### Task instructions:
Find the string "grid" in the data, then copy every line where it is found.

────────

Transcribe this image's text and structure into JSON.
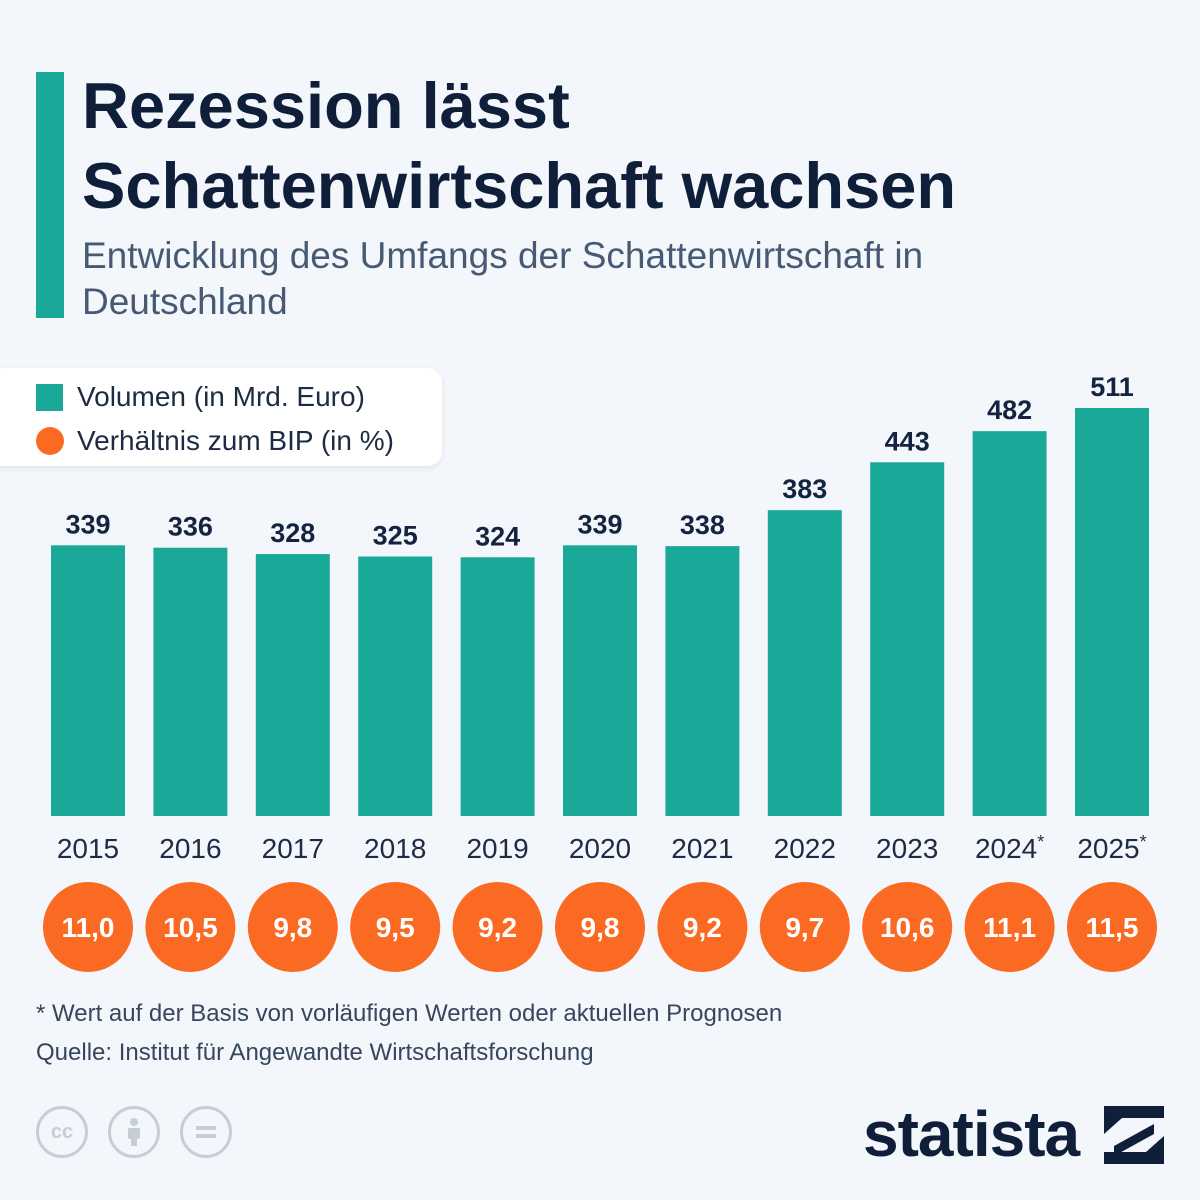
{
  "header": {
    "title": "Rezession lässt Schattenwirtschaft wachsen",
    "subtitle": "Entwicklung des Umfangs der Schattenwirtschaft in Deutschland"
  },
  "legend": {
    "volume": "Volumen (in Mrd. Euro)",
    "ratio": "Verhältnis zum BIP (in %)"
  },
  "chart_data": {
    "type": "bar",
    "categories": [
      "2015",
      "2016",
      "2017",
      "2018",
      "2019",
      "2020",
      "2021",
      "2022",
      "2023",
      "2024*",
      "2025*"
    ],
    "series": [
      {
        "name": "Volumen (in Mrd. Euro)",
        "values": [
          339,
          336,
          328,
          325,
          324,
          339,
          338,
          383,
          443,
          482,
          511
        ],
        "labels": [
          "339",
          "336",
          "328",
          "325",
          "324",
          "339",
          "338",
          "383",
          "443",
          "482",
          "511"
        ]
      },
      {
        "name": "Verhältnis zum BIP (in %)",
        "values": [
          11.0,
          10.5,
          9.8,
          9.5,
          9.2,
          9.8,
          9.2,
          9.7,
          10.6,
          11.1,
          11.5
        ],
        "labels": [
          "11,0",
          "10,5",
          "9,8",
          "9,5",
          "9,2",
          "9,8",
          "9,2",
          "9,7",
          "10,6",
          "11,1",
          "11,5"
        ]
      }
    ],
    "ylim": [
      0,
      511
    ],
    "grid": false,
    "legend": "top-left",
    "colors": {
      "bar": "#1aa898",
      "circle": "#fb6a22",
      "label": "#14233f"
    }
  },
  "footer": {
    "footnote": "* Wert auf der Basis von vorläufigen Werten oder aktuellen Prognosen",
    "source": "Quelle: Institut für Angewandte Wirtschaftsforschung",
    "brand": "statista",
    "license_icons": [
      "cc-icon",
      "attribution-icon",
      "no-derivatives-icon"
    ]
  }
}
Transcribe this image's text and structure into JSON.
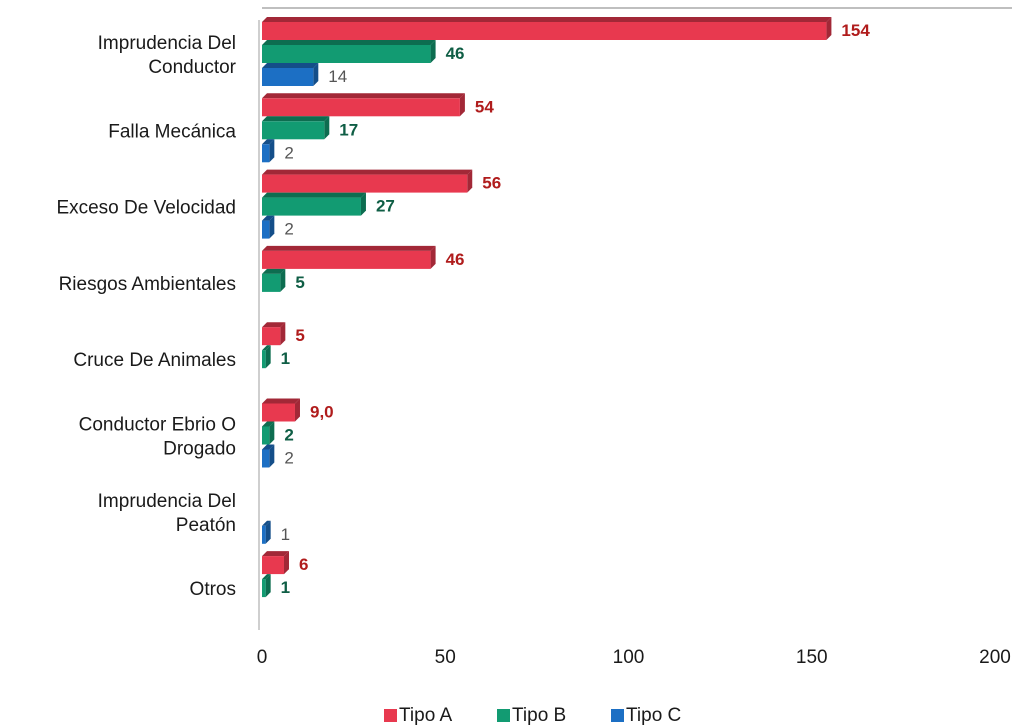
{
  "chart_data": {
    "type": "bar",
    "orientation": "horizontal",
    "categories": [
      [
        "Imprudencia Del",
        "Conductor"
      ],
      [
        "Falla Mecánica"
      ],
      [
        "Exceso De Velocidad"
      ],
      [
        "Riesgos Ambientales"
      ],
      [
        "Cruce De Animales"
      ],
      [
        "Conductor Ebrio O",
        "Drogado"
      ],
      [
        "Imprudencia Del",
        "Peatón"
      ],
      [
        "Otros"
      ]
    ],
    "series": [
      {
        "name": "Tipo A",
        "color": "#e8394f",
        "values": [
          154,
          54,
          56,
          46,
          5,
          9.0,
          null,
          6
        ],
        "labels": [
          "154",
          "54",
          "56",
          "46",
          "5",
          "9,0",
          "",
          "6"
        ]
      },
      {
        "name": "Tipo B",
        "color": "#129b72",
        "values": [
          46,
          17,
          27,
          5,
          1,
          2,
          null,
          1
        ],
        "labels": [
          "46",
          "17",
          "27",
          "5",
          "1",
          "2",
          "",
          "1"
        ]
      },
      {
        "name": "Tipo C",
        "color": "#1c6fc4",
        "values": [
          14,
          2,
          2,
          null,
          null,
          2,
          1,
          null
        ],
        "labels": [
          "14",
          "2",
          "2",
          "",
          "",
          "2",
          "1",
          ""
        ]
      }
    ],
    "x_ticks": [
      "0",
      "50",
      "100",
      "150",
      "200"
    ],
    "xlim": [
      0,
      200
    ],
    "grid": false,
    "legend_position": "bottom",
    "title": "",
    "xlabel": "",
    "ylabel": ""
  }
}
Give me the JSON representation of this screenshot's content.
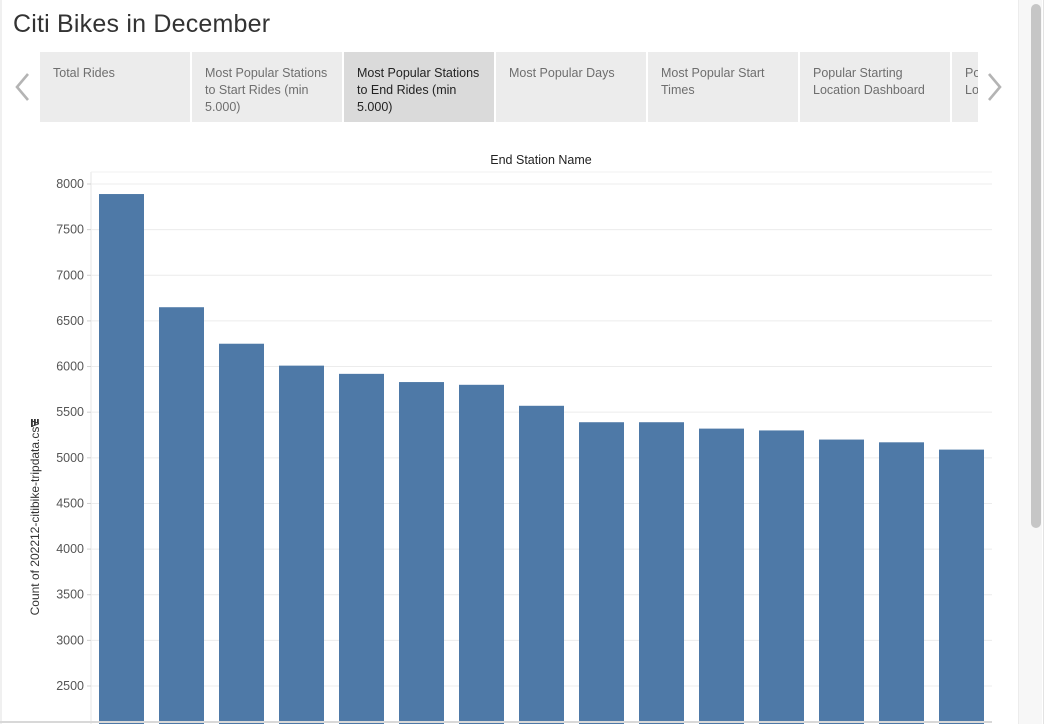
{
  "story": {
    "title": "Citi Bikes in December"
  },
  "tabs": [
    {
      "label": "Total Rides",
      "active": false
    },
    {
      "label": "Most Popular Stations to Start Rides (min 5.000)",
      "active": false
    },
    {
      "label": "Most Popular Stations to End Rides (min 5.000)",
      "active": true
    },
    {
      "label": "Most Popular Days",
      "active": false
    },
    {
      "label": "Most Popular Start Times",
      "active": false
    },
    {
      "label": "Popular Starting Location Dashboard",
      "active": false
    },
    {
      "label": "Po Lo",
      "active": false
    }
  ],
  "icons": {
    "prev": "chevron-left-icon",
    "next": "chevron-right-icon",
    "sort": "sort-icon"
  },
  "colors": {
    "bar": "#4e79a7",
    "grid": "#ececec",
    "tab_bg": "#ececec",
    "tab_active_bg": "#dadada"
  },
  "chart_data": {
    "type": "bar",
    "title": "",
    "xlabel": "End Station Name",
    "ylabel": "Count of 202212-citibike-tripdata.csv",
    "ylim": [
      2300,
      8180
    ],
    "yticks": [
      2500,
      3000,
      3500,
      4000,
      4500,
      5000,
      5500,
      6000,
      6500,
      7000,
      7500,
      8000
    ],
    "grid": true,
    "values": [
      7890,
      6650,
      6250,
      6010,
      5920,
      5830,
      5800,
      5570,
      5390,
      5390,
      5320,
      5300,
      5200,
      5170,
      5090
    ]
  }
}
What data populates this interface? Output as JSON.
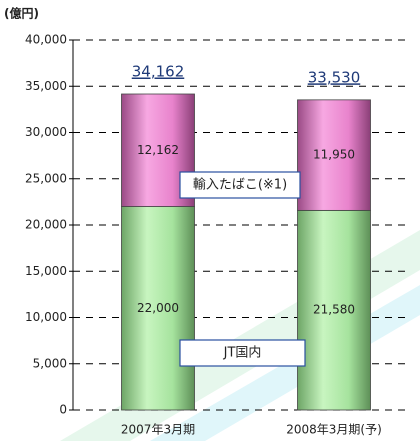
{
  "chart_data": {
    "type": "stacked_bar",
    "unit_label": "(億円)",
    "categories": [
      "2007年3月期",
      "2008年3月期(予)"
    ],
    "series": [
      {
        "name": "JT国内",
        "color": "#a6e39e",
        "values": [
          22000,
          21580
        ],
        "value_labels": [
          "22,000",
          "21,580"
        ]
      },
      {
        "name": "輸入たばこ(※1)",
        "color": "#e883cc",
        "values": [
          12162,
          11950
        ],
        "value_labels": [
          "12,162",
          "11,950"
        ]
      }
    ],
    "totals": {
      "values": [
        34162,
        33530
      ],
      "value_labels": [
        "34,162",
        "33,530"
      ]
    },
    "ylim": [
      0,
      40000
    ],
    "yticks": [
      {
        "value": 0,
        "label": "0"
      },
      {
        "value": 5000,
        "label": "5,000"
      },
      {
        "value": 10000,
        "label": "10,000"
      },
      {
        "value": 15000,
        "label": "15,000"
      },
      {
        "value": 20000,
        "label": "20,000"
      },
      {
        "value": 25000,
        "label": "25,000"
      },
      {
        "value": 30000,
        "label": "30,000"
      },
      {
        "value": 35000,
        "label": "35,000"
      },
      {
        "value": 40000,
        "label": "40,000"
      }
    ],
    "grid": true
  }
}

────────

### The solution:
    "grid": false,
    "grid": false,
    "grid": "#ececec",
    "grid": true,
    "grid": true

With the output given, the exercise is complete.